### TASK STATEMENT
Omit all pictures, then retype the data exactly as given.

** START OF RECORDS FOR THE TASK **

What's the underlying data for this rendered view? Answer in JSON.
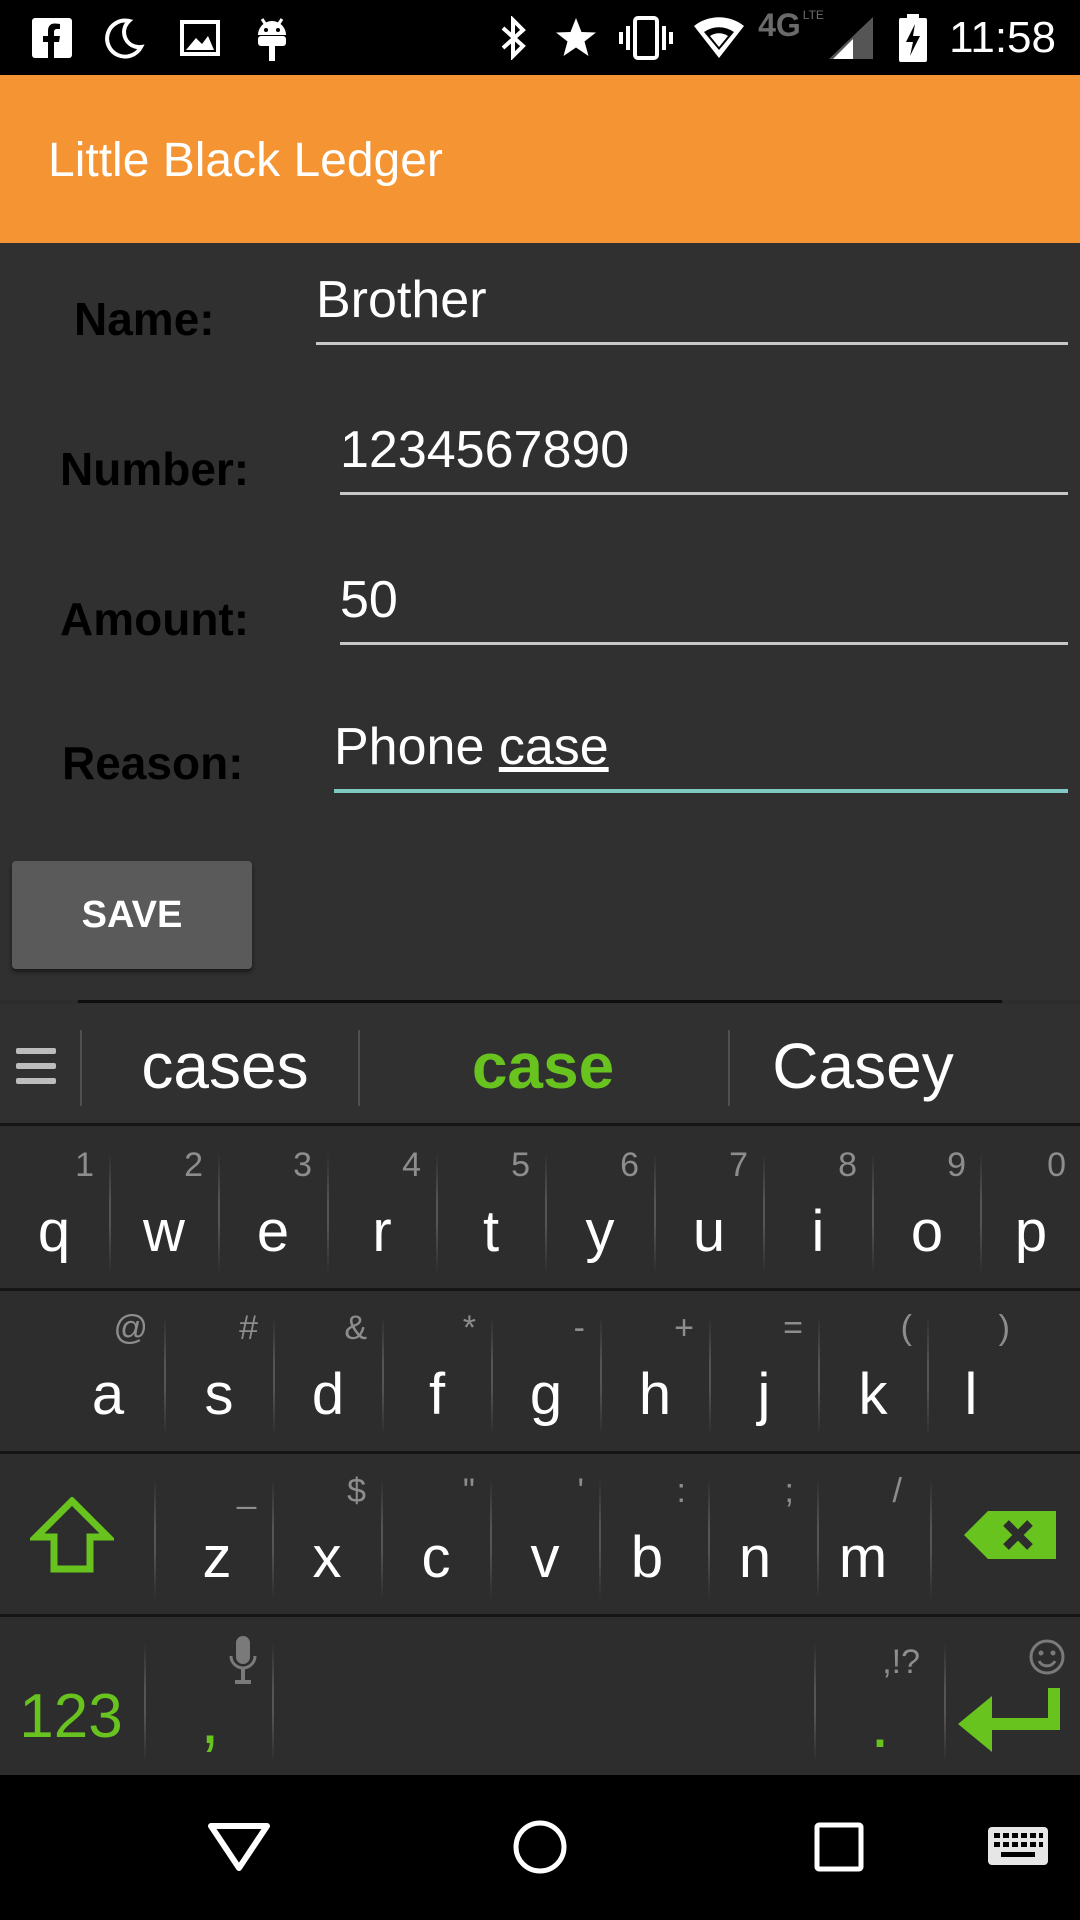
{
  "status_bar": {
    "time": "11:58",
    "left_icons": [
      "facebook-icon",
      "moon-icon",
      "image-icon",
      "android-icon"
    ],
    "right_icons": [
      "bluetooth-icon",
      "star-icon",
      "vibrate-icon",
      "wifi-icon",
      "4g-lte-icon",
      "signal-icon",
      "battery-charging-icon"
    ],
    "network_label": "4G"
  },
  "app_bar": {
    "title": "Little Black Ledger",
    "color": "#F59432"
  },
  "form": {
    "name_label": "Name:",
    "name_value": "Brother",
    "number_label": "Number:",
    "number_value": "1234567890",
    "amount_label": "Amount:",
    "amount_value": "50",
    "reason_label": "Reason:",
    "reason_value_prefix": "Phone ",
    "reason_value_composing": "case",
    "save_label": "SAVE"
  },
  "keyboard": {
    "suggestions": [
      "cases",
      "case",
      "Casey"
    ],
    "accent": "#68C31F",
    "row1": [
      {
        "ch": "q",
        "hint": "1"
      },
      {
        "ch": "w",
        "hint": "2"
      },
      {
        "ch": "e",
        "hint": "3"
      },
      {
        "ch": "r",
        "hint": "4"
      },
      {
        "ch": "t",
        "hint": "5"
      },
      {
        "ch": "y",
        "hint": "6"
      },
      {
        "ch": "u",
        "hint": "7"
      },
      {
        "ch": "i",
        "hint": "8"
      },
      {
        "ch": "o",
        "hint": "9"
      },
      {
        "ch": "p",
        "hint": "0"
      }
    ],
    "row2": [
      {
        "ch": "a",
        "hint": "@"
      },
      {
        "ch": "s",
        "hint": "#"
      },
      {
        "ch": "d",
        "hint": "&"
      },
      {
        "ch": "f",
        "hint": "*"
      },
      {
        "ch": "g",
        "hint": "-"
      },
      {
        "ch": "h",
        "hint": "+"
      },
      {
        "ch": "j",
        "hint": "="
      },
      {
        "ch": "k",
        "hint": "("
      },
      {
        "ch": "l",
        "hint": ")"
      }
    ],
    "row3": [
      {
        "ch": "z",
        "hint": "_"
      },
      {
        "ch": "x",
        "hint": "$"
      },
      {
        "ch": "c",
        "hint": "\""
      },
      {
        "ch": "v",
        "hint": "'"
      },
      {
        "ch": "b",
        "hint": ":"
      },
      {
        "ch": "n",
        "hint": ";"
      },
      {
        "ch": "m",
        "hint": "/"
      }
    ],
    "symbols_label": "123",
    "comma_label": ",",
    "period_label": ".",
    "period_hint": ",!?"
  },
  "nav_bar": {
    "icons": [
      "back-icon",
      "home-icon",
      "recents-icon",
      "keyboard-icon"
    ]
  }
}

** END OF RECORDS FOR THE TASK **

### FINISHED ANSWER
What's the underlying data for this rendered view? Answer in JSON.
{
  "status_bar": {
    "time": "11:58",
    "left_icons": [
      "facebook-icon",
      "moon-icon",
      "image-icon",
      "android-icon"
    ],
    "right_icons": [
      "bluetooth-icon",
      "star-icon",
      "vibrate-icon",
      "wifi-icon",
      "4g-lte-icon",
      "signal-icon",
      "battery-charging-icon"
    ],
    "network_label": "4G"
  },
  "app_bar": {
    "title": "Little Black Ledger",
    "color": "#F59432"
  },
  "form": {
    "name_label": "Name:",
    "name_value": "Brother",
    "number_label": "Number:",
    "number_value": "1234567890",
    "amount_label": "Amount:",
    "amount_value": "50",
    "reason_label": "Reason:",
    "reason_value_prefix": "Phone ",
    "reason_value_composing": "case",
    "save_label": "SAVE"
  },
  "keyboard": {
    "suggestions": [
      "cases",
      "case",
      "Casey"
    ],
    "accent": "#68C31F",
    "row1": [
      {
        "ch": "q",
        "hint": "1"
      },
      {
        "ch": "w",
        "hint": "2"
      },
      {
        "ch": "e",
        "hint": "3"
      },
      {
        "ch": "r",
        "hint": "4"
      },
      {
        "ch": "t",
        "hint": "5"
      },
      {
        "ch": "y",
        "hint": "6"
      },
      {
        "ch": "u",
        "hint": "7"
      },
      {
        "ch": "i",
        "hint": "8"
      },
      {
        "ch": "o",
        "hint": "9"
      },
      {
        "ch": "p",
        "hint": "0"
      }
    ],
    "row2": [
      {
        "ch": "a",
        "hint": "@"
      },
      {
        "ch": "s",
        "hint": "#"
      },
      {
        "ch": "d",
        "hint": "&"
      },
      {
        "ch": "f",
        "hint": "*"
      },
      {
        "ch": "g",
        "hint": "-"
      },
      {
        "ch": "h",
        "hint": "+"
      },
      {
        "ch": "j",
        "hint": "="
      },
      {
        "ch": "k",
        "hint": "("
      },
      {
        "ch": "l",
        "hint": ")"
      }
    ],
    "row3": [
      {
        "ch": "z",
        "hint": "_"
      },
      {
        "ch": "x",
        "hint": "$"
      },
      {
        "ch": "c",
        "hint": "\""
      },
      {
        "ch": "v",
        "hint": "'"
      },
      {
        "ch": "b",
        "hint": ":"
      },
      {
        "ch": "n",
        "hint": ";"
      },
      {
        "ch": "m",
        "hint": "/"
      }
    ],
    "symbols_label": "123",
    "comma_label": ",",
    "period_label": ".",
    "period_hint": ",!?"
  },
  "nav_bar": {
    "icons": [
      "back-icon",
      "home-icon",
      "recents-icon",
      "keyboard-icon"
    ]
  }
}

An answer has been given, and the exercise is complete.